Aim: Produce the listing below again, exactly as shown.

Records for this task:
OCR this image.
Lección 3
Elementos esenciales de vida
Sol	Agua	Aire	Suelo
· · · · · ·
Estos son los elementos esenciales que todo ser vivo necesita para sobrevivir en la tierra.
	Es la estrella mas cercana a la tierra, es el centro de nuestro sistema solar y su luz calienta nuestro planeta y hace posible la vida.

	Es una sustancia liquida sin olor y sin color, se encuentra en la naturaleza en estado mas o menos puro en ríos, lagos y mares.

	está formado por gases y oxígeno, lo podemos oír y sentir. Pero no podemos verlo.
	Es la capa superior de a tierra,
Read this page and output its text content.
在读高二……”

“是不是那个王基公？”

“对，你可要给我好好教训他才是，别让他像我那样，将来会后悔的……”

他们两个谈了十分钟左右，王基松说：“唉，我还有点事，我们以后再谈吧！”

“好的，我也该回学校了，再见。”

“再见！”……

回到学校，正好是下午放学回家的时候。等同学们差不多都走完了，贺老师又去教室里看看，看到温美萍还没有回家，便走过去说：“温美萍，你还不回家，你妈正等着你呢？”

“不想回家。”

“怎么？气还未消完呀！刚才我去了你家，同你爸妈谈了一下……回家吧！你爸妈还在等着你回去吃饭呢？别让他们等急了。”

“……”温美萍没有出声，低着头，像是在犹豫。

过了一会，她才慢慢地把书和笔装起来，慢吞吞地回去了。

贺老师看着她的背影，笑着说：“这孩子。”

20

The completed task:
OCR this image.
Lección 3
Elementos esenciales de vida
Sol	Agua	Aire	Suelo
· · · · · ·
Estos son los elementos esenciales que todo ser vivo necesita para sobrevivir en la tierra.
	Es la estrella mas cercana a la tierra, es el centro de nuestro sistema solar y su luz calienta nuestro planeta y hace posible la vida.

	Es una sustancia liquida sin olor y sin color, se encuentra en la naturaleza en estado mas o menos puro en ríos, lagos y mares.

	está formado por gases y oxígeno, lo podemos oír y sentir. Pero no podemos verlo.
	Es la capa superior de a tierra,
Read this page and output its text content.
在读高二……”

“是不是那个王基公？”

“对，你可要给我好好教训他才是，别让他像我那样，将来会后悔的……”

他们两个谈了十分钟左右，王基松说：“唉，我还有点事，我们以后再谈吧！”

“好的，我也该回学校了，再见。”

“再见！”……

回到学校，正好是下午放学回家的时候。等同学们差不多都走完了，贺老师又去教室里看看，看到温美萍还没有回家，便走过去说：“温美萍，你还不回家，你妈正等着你呢？”

“不想回家。”

“怎么？气还未消完呀！刚才我去了你家，同你爸妈谈了一下……回家吧！你爸妈还在等着你回去吃饭呢？别让他们等急了。”

“……”温美萍没有出声，低着头，像是在犹豫。

过了一会，她才慢慢地把书和笔装起来，慢吞吞地回去了。

贺老师看着她的背影，笑着说：“这孩子。”

20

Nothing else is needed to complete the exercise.